------ Provided data
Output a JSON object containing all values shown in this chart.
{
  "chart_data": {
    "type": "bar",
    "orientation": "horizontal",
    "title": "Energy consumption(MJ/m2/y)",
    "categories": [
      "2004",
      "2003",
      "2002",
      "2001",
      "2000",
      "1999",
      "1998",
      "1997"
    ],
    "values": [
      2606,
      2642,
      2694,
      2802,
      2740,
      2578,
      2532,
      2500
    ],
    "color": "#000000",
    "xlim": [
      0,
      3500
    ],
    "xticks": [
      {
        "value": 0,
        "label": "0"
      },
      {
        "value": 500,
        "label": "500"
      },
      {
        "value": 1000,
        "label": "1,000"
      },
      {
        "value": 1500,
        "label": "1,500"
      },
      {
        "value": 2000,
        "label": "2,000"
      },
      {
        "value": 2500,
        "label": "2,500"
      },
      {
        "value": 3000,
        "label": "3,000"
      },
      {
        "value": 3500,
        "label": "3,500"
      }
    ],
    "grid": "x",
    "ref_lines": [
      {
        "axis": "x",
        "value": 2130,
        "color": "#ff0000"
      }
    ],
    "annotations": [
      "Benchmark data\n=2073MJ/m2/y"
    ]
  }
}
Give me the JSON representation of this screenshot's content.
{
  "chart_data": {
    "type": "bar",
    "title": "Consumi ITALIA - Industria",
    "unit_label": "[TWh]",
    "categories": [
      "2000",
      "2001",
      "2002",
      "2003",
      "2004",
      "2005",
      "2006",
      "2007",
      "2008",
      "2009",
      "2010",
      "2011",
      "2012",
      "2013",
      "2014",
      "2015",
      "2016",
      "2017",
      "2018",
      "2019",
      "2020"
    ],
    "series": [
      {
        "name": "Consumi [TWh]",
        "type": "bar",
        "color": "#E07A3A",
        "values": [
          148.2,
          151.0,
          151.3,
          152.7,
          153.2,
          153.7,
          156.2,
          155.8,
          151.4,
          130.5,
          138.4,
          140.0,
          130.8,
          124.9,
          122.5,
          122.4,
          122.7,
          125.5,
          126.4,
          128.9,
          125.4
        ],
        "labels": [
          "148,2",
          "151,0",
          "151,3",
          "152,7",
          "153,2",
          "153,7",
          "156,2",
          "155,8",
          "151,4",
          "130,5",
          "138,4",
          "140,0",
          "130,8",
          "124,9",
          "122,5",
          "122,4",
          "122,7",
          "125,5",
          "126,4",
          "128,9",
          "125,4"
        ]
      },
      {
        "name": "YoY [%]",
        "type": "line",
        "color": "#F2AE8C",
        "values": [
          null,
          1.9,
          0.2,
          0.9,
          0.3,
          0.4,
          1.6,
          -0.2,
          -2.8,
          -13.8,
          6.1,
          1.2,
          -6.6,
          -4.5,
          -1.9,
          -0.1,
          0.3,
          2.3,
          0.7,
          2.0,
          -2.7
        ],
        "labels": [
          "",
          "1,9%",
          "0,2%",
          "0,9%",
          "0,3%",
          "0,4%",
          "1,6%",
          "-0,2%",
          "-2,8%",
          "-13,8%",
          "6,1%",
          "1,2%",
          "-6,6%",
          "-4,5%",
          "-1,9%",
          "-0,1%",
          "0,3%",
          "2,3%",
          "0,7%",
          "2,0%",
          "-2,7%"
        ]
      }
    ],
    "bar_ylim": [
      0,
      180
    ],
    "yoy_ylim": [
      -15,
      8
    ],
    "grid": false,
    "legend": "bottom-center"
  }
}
------------
=== Aim ===
Identify the lines that contain the string "this", and copy every one of them.

=== Task response ===
Output a JSON object containing all values shown in this chart.
Give me the JSON representation of this screenshot's content.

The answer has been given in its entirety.